→ **GIVEN REQUEST**
Copy out all lines that hold "Soil".

→ **GIVEN INFORMATION**
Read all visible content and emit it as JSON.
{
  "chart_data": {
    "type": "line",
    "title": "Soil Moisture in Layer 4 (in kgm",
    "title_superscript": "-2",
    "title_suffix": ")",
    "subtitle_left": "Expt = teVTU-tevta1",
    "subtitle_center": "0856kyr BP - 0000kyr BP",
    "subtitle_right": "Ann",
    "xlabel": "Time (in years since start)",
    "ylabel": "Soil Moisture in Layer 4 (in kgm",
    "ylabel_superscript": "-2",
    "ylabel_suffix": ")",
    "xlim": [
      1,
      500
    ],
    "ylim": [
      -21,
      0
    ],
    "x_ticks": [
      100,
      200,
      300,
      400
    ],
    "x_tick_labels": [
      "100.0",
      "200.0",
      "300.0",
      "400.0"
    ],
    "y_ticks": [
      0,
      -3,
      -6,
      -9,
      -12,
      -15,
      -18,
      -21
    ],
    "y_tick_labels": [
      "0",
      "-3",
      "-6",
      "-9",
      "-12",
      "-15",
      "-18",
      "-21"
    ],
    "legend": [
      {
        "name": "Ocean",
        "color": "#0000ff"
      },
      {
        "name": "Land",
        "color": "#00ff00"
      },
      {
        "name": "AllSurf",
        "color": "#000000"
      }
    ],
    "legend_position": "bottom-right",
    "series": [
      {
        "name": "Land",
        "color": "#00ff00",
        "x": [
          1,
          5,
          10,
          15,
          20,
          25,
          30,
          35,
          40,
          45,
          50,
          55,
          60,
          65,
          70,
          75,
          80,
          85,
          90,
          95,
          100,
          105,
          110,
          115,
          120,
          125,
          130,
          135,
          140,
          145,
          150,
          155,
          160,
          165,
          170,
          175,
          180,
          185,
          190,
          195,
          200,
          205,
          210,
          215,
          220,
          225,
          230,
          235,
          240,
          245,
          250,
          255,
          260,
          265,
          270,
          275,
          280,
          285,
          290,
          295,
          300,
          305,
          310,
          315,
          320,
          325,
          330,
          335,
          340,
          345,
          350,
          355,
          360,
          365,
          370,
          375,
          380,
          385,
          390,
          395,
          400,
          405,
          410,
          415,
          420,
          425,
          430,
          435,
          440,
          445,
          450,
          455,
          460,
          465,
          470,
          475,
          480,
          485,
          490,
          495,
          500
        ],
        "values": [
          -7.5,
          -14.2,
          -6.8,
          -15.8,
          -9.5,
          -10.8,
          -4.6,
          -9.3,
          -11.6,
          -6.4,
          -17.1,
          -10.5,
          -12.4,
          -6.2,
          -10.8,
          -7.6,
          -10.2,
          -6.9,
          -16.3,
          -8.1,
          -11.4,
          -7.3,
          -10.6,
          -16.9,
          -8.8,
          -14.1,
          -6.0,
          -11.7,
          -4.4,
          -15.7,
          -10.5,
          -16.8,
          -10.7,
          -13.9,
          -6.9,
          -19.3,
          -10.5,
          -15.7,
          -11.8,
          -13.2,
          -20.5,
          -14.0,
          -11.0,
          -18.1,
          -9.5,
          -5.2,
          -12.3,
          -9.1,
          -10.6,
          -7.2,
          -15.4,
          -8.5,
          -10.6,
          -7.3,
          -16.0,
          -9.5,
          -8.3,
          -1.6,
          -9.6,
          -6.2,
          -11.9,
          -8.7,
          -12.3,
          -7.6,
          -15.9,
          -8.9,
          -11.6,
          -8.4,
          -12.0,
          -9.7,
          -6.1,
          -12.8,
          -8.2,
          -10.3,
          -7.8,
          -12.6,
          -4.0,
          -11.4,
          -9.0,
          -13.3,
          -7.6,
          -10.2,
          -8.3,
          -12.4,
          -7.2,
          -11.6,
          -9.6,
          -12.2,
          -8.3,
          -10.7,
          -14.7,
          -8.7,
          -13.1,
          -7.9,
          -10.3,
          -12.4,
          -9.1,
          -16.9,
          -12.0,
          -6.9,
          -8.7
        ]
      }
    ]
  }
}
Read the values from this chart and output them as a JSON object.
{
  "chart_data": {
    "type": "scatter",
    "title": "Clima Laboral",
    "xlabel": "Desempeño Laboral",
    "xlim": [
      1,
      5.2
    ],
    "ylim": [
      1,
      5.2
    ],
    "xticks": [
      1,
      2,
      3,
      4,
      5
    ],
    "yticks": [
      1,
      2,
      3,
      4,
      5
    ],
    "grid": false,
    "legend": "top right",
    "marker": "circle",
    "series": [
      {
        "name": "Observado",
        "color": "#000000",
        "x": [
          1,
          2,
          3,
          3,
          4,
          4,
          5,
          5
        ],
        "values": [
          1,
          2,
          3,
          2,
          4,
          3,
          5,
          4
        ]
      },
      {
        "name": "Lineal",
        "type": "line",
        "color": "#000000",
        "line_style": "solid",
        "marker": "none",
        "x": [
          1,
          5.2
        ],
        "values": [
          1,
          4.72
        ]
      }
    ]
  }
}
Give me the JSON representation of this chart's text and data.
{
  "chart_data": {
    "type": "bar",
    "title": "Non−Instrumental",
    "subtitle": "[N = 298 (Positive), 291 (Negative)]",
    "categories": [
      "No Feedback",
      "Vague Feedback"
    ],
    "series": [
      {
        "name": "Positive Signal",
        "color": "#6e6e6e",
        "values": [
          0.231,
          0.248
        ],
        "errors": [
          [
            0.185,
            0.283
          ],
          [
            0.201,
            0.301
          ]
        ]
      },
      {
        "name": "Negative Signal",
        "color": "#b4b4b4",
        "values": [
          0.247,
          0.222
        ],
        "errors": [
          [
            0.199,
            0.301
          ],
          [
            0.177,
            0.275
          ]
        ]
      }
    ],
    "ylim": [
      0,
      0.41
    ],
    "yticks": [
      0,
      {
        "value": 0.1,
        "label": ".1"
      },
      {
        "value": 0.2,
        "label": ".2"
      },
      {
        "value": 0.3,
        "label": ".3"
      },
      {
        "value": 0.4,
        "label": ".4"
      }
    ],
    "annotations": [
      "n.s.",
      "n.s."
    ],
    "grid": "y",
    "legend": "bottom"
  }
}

→ **SOLUTION**
    "title": "Soil Moisture in Layer 4 (in kgm",
    "ylabel": "Soil Moisture in Layer 4 (in kgm",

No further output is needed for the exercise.